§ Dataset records
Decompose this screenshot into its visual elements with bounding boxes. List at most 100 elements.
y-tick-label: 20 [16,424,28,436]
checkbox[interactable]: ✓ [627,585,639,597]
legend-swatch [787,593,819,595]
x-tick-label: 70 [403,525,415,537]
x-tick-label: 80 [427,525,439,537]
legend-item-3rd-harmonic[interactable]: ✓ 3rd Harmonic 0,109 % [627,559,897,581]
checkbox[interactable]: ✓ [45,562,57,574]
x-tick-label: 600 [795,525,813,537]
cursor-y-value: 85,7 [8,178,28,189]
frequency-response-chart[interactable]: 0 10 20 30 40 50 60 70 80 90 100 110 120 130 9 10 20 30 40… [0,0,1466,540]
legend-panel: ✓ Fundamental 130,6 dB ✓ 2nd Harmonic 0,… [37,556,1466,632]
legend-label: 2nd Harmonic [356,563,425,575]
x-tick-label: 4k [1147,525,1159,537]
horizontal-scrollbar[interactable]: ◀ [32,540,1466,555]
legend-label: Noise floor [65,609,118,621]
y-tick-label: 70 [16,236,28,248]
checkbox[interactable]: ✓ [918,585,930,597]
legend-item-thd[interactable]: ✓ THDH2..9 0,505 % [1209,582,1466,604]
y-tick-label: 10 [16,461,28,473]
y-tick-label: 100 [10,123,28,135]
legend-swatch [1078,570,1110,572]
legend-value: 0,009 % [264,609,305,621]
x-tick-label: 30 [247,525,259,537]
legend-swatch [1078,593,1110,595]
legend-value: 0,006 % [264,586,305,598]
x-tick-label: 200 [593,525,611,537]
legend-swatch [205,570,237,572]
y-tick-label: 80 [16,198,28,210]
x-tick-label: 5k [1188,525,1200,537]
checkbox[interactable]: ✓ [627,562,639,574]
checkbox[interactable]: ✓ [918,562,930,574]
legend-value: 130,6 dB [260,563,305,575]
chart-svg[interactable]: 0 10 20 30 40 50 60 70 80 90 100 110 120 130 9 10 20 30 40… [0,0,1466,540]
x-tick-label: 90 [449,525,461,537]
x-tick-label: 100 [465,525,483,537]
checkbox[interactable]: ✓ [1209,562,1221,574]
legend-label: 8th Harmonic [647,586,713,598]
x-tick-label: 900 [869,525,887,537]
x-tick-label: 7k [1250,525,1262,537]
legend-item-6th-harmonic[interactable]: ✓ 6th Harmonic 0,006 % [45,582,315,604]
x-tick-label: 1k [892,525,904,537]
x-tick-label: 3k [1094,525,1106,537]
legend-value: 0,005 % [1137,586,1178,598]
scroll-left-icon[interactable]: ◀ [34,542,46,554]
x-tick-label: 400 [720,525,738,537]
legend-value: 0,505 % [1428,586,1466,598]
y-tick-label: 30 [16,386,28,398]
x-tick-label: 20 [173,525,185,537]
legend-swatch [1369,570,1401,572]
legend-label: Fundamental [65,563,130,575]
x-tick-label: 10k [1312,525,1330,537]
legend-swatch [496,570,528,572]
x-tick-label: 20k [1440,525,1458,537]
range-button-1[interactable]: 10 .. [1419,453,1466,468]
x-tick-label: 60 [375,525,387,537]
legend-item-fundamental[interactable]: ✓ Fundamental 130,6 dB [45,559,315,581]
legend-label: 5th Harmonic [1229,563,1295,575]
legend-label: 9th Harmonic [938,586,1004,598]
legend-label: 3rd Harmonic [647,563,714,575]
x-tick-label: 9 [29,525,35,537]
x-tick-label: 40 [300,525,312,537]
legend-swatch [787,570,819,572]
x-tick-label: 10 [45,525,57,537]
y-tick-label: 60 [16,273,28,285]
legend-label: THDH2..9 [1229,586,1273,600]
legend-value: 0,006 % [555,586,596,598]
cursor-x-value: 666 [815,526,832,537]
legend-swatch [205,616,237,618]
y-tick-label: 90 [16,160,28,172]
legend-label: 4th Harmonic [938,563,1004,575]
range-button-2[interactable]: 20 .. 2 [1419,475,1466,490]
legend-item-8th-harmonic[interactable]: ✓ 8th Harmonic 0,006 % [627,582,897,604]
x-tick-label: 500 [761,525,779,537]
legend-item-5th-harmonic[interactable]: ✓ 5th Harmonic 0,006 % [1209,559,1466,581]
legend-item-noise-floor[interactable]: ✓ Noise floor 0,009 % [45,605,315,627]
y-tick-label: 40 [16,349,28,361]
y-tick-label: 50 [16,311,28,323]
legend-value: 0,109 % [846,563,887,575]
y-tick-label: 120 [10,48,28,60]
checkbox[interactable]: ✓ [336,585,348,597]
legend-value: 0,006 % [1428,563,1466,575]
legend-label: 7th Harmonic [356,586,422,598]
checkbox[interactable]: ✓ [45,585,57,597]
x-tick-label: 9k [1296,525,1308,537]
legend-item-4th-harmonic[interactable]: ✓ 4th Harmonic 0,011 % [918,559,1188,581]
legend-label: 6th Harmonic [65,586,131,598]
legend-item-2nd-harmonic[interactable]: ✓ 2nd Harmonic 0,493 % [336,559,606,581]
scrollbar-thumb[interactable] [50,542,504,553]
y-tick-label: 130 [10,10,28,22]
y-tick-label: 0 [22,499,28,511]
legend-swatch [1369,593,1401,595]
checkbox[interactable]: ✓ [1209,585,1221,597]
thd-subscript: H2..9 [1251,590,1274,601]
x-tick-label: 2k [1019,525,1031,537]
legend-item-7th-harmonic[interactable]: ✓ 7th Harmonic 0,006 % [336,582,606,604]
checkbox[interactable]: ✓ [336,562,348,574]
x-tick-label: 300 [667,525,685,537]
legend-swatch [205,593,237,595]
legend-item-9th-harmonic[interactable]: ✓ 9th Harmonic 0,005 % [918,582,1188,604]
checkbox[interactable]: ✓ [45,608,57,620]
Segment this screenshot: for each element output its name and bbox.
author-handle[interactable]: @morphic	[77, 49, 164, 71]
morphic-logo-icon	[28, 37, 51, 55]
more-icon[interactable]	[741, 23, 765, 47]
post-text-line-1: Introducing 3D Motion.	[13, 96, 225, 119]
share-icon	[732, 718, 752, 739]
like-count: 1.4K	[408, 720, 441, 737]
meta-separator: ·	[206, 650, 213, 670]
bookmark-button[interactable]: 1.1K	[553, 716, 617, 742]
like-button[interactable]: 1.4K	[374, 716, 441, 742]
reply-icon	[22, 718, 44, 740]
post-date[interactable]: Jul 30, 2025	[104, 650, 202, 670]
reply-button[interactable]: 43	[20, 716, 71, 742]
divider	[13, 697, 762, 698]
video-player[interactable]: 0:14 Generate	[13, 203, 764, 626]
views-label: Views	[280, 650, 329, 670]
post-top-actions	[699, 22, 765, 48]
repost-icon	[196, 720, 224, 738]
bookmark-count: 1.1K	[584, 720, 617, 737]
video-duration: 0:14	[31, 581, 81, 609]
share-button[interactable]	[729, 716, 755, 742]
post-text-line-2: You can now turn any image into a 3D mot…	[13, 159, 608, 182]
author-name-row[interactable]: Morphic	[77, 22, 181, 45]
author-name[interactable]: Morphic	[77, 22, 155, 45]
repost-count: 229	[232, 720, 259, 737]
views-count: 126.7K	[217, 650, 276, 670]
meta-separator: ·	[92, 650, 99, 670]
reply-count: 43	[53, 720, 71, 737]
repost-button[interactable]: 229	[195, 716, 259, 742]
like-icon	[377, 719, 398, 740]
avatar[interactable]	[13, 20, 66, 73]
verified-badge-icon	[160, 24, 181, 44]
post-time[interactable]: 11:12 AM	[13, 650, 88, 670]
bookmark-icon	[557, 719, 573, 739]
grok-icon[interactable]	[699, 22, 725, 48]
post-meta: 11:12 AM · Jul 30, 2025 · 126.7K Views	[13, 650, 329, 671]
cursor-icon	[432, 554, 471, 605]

§ The exercise
Swap each "legend-swatch" in the records above for "legend-color-key" and write the records out again with nothing else altered.

§ Reply
Decompose this screenshot into its visual elements with bounding boxes. List at most 100 elements.
y-tick-label: 20 [16,424,28,436]
checkbox[interactable]: ✓ [627,585,639,597]
legend-color-key [787,593,819,595]
x-tick-label: 70 [403,525,415,537]
x-tick-label: 80 [427,525,439,537]
legend-item-3rd-harmonic[interactable]: ✓ 3rd Harmonic 0,109 % [627,559,897,581]
checkbox[interactable]: ✓ [45,562,57,574]
x-tick-label: 600 [795,525,813,537]
cursor-y-value: 85,7 [8,178,28,189]
frequency-response-chart[interactable]: 0 10 20 30 40 50 60 70 80 90 100 110 120 130 9 10 20 30 40… [0,0,1466,540]
legend-panel: ✓ Fundamental 130,6 dB ✓ 2nd Harmonic 0,… [37,556,1466,632]
legend-label: 2nd Harmonic [356,563,425,575]
x-tick-label: 4k [1147,525,1159,537]
horizontal-scrollbar[interactable]: ◀ [32,540,1466,555]
legend-label: Noise floor [65,609,118,621]
y-tick-label: 70 [16,236,28,248]
checkbox[interactable]: ✓ [918,585,930,597]
legend-item-thd[interactable]: ✓ THDH2..9 0,505 % [1209,582,1466,604]
y-tick-label: 10 [16,461,28,473]
y-tick-label: 100 [10,123,28,135]
legend-color-key [1078,570,1110,572]
legend-value: 0,009 % [264,609,305,621]
x-tick-label: 30 [247,525,259,537]
legend-color-key [1078,593,1110,595]
legend-value: 0,006 % [264,586,305,598]
x-tick-label: 200 [593,525,611,537]
legend-color-key [205,570,237,572]
y-tick-label: 80 [16,198,28,210]
x-tick-label: 5k [1188,525,1200,537]
checkbox[interactable]: ✓ [627,562,639,574]
checkbox[interactable]: ✓ [918,562,930,574]
legend-value: 130,6 dB [260,563,305,575]
chart-svg[interactable]: 0 10 20 30 40 50 60 70 80 90 100 110 120 130 9 10 20 30 40… [0,0,1466,540]
x-tick-label: 90 [449,525,461,537]
x-tick-label: 100 [465,525,483,537]
checkbox[interactable]: ✓ [1209,562,1221,574]
legend-label: 8th Harmonic [647,586,713,598]
x-tick-label: 900 [869,525,887,537]
x-tick-label: 7k [1250,525,1262,537]
legend-item-6th-harmonic[interactable]: ✓ 6th Harmonic 0,006 % [45,582,315,604]
x-tick-label: 1k [892,525,904,537]
x-tick-label: 3k [1094,525,1106,537]
legend-value: 0,005 % [1137,586,1178,598]
scroll-left-icon[interactable]: ◀ [34,542,46,554]
x-tick-label: 400 [720,525,738,537]
legend-value: 0,505 % [1428,586,1466,598]
y-tick-label: 30 [16,386,28,398]
x-tick-label: 20 [173,525,185,537]
legend-color-key [1369,570,1401,572]
legend-label: Fundamental [65,563,130,575]
x-tick-label: 10k [1312,525,1330,537]
legend-color-key [496,570,528,572]
x-tick-label: 20k [1440,525,1458,537]
range-button-1[interactable]: 10 .. [1419,453,1466,468]
x-tick-label: 60 [375,525,387,537]
legend-item-fundamental[interactable]: ✓ Fundamental 130,6 dB [45,559,315,581]
legend-label: 5th Harmonic [1229,563,1295,575]
legend-label: 9th Harmonic [938,586,1004,598]
legend-label: 3rd Harmonic [647,563,714,575]
x-tick-label: 9 [29,525,35,537]
x-tick-label: 40 [300,525,312,537]
legend-color-key [787,570,819,572]
x-tick-label: 10 [45,525,57,537]
y-tick-label: 60 [16,273,28,285]
legend-label: THDH2..9 [1229,586,1273,600]
legend-value: 0,006 % [555,586,596,598]
cursor-x-value: 666 [815,526,832,537]
legend-color-key [205,616,237,618]
y-tick-label: 90 [16,160,28,172]
legend-label: 4th Harmonic [938,563,1004,575]
range-button-2[interactable]: 20 .. 2 [1419,475,1466,490]
legend-item-8th-harmonic[interactable]: ✓ 8th Harmonic 0,006 % [627,582,897,604]
x-tick-label: 500 [761,525,779,537]
legend-item-5th-harmonic[interactable]: ✓ 5th Harmonic 0,006 % [1209,559,1466,581]
legend-item-noise-floor[interactable]: ✓ Noise floor 0,009 % [45,605,315,627]
y-tick-label: 40 [16,349,28,361]
y-tick-label: 50 [16,311,28,323]
legend-value: 0,109 % [846,563,887,575]
y-tick-label: 120 [10,48,28,60]
checkbox[interactable]: ✓ [336,585,348,597]
legend-value: 0,006 % [1428,563,1466,575]
legend-label: 7th Harmonic [356,586,422,598]
checkbox[interactable]: ✓ [45,585,57,597]
x-tick-label: 9k [1296,525,1308,537]
legend-item-4th-harmonic[interactable]: ✓ 4th Harmonic 0,011 % [918,559,1188,581]
legend-label: 6th Harmonic [65,586,131,598]
legend-item-2nd-harmonic[interactable]: ✓ 2nd Harmonic 0,493 % [336,559,606,581]
scrollbar-thumb[interactable] [50,542,504,553]
y-tick-label: 130 [10,10,28,22]
y-tick-label: 0 [22,499,28,511]
legend-color-key [1369,593,1401,595]
checkbox[interactable]: ✓ [1209,585,1221,597]
thd-subscript: H2..9 [1251,590,1274,601]
x-tick-label: 2k [1019,525,1031,537]
legend-item-7th-harmonic[interactable]: ✓ 7th Harmonic 0,006 % [336,582,606,604]
checkbox[interactable]: ✓ [336,562,348,574]
x-tick-label: 300 [667,525,685,537]
legend-color-key [205,593,237,595]
legend-item-9th-harmonic[interactable]: ✓ 9th Harmonic 0,005 % [918,582,1188,604]
checkbox[interactable]: ✓ [45,608,57,620]
Segment this screenshot: for each element output its name and bbox.
author-handle[interactable]: @morphic	[77, 49, 164, 71]
morphic-logo-icon	[28, 37, 51, 55]
more-icon[interactable]	[741, 23, 765, 47]
post-text-line-1: Introducing 3D Motion.	[13, 96, 225, 119]
share-icon	[732, 718, 752, 739]
like-count: 1.4K	[408, 720, 441, 737]
meta-separator: ·	[206, 650, 213, 670]
bookmark-button[interactable]: 1.1K	[553, 716, 617, 742]
like-button[interactable]: 1.4K	[374, 716, 441, 742]
reply-icon	[22, 718, 44, 740]
post-date[interactable]: Jul 30, 2025	[104, 650, 202, 670]
reply-button[interactable]: 43	[20, 716, 71, 742]
divider	[13, 697, 762, 698]
video-player[interactable]: 0:14 Generate	[13, 203, 764, 626]
views-label: Views	[280, 650, 329, 670]
post-top-actions	[699, 22, 765, 48]
repost-icon	[196, 720, 224, 738]
bookmark-count: 1.1K	[584, 720, 617, 737]
video-duration: 0:14	[31, 581, 81, 609]
share-button[interactable]	[729, 716, 755, 742]
post-text-line-2: You can now turn any image into a 3D mot…	[13, 159, 608, 182]
author-name-row[interactable]: Morphic	[77, 22, 181, 45]
author-name[interactable]: Morphic	[77, 22, 155, 45]
repost-count: 229	[232, 720, 259, 737]
views-count: 126.7K	[217, 650, 276, 670]
meta-separator: ·	[92, 650, 99, 670]
reply-count: 43	[53, 720, 71, 737]
repost-button[interactable]: 229	[195, 716, 259, 742]
like-icon	[377, 719, 398, 740]
avatar[interactable]	[13, 20, 66, 73]
verified-badge-icon	[160, 24, 181, 44]
post-time[interactable]: 11:12 AM	[13, 650, 88, 670]
bookmark-icon	[557, 719, 573, 739]
grok-icon[interactable]	[699, 22, 725, 48]
post-meta: 11:12 AM · Jul 30, 2025 · 126.7K Views	[13, 650, 329, 671]
cursor-icon	[432, 554, 471, 605]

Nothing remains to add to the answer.